▶ _DESCRIPTION OF THE TASK_
From the piece on the Commons vote about "three-parent babies," return the stretch from "I heard the" through "with this dignity?" word for word.

▶ _STUDY TEXT_
When I sat down to listen to the BBC’s five o’clock news programme on the radio yesterday, for a fleeting minute, as the broadcaster introduced the item about the Commons vote on “three-parent babies”, I indulged in the fantasy that some MP, with great debating gifts as well intellectual power and moral intensity, had stood up during the debate and actually persuaded the House by the force of their argument not to go ahead. Then the news came: a vote in favour by a majority of 254 votes. As I said, I was indulging in fantasy rather than reality.
I heard the news with the usual sinking feeling that follows from Commons debates on subjects like this. When was the last time that a Commons debate concerning the subject of the very start of life, the egg and embryonic stage, concluded “No, we won’t do this – because it is ethically wrong?” Most people, like me, do not have the scientific training to discuss in detail what is at stake, so we rely on what the experts tell us. However, as Christians, we recognise that where the dignity of human life is concerned, even at its earliest stages, we have to ask the fundamental question: will the science that is being proposed tamper with this dignity?

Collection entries
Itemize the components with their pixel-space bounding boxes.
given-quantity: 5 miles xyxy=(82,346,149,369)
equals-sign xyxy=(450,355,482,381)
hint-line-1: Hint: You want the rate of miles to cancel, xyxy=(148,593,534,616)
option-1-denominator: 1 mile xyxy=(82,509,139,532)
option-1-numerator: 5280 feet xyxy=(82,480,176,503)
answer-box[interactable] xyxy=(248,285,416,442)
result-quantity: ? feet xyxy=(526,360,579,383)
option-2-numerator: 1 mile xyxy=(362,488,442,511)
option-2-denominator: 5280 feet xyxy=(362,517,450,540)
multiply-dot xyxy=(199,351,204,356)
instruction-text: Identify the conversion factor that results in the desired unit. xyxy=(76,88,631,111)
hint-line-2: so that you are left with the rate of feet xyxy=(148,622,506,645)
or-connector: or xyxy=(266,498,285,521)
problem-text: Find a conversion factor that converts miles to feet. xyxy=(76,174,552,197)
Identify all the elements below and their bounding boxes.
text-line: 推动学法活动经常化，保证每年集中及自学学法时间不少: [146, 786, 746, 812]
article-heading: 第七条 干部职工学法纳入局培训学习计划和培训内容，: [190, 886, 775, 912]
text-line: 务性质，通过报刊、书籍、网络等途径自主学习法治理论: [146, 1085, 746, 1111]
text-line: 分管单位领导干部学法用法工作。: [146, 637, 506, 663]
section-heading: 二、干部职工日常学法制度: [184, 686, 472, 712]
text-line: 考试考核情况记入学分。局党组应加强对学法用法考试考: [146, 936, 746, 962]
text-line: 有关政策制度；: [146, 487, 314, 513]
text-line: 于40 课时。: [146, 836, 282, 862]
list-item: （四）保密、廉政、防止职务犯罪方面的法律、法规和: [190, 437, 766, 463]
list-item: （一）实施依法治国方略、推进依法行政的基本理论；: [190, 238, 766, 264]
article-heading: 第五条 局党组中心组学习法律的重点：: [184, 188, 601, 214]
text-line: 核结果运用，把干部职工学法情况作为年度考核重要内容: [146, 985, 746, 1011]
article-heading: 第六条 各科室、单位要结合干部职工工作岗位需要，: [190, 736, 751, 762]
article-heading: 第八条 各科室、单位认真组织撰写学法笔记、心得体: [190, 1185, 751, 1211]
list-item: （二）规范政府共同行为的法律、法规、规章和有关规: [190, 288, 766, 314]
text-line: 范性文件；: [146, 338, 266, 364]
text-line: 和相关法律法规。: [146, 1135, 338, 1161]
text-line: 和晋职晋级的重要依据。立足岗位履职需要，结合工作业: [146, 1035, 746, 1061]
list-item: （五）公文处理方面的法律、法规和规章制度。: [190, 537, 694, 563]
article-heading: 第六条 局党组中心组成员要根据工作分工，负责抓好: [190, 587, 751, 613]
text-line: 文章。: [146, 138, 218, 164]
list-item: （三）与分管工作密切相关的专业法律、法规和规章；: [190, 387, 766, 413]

▶ _EXERCISE RESULT_
I heard the news with the usual sinking feeling that follows from Commons debates on subjects like this. When was the last time that a Commons debate concerning the subject of the very start of life, the egg and embryonic stage, concluded “No, we won’t do this – because it is ethically wrong?” Most people, like me, do not have the scientific training to discuss in detail what is at stake, so we rely on what the experts tell us. However, as Christians, we recognise that where the dignity of human life is concerned, even at its earliest stages, we have to ask the fundamental question: will the science that is being proposed tamper with this dignity?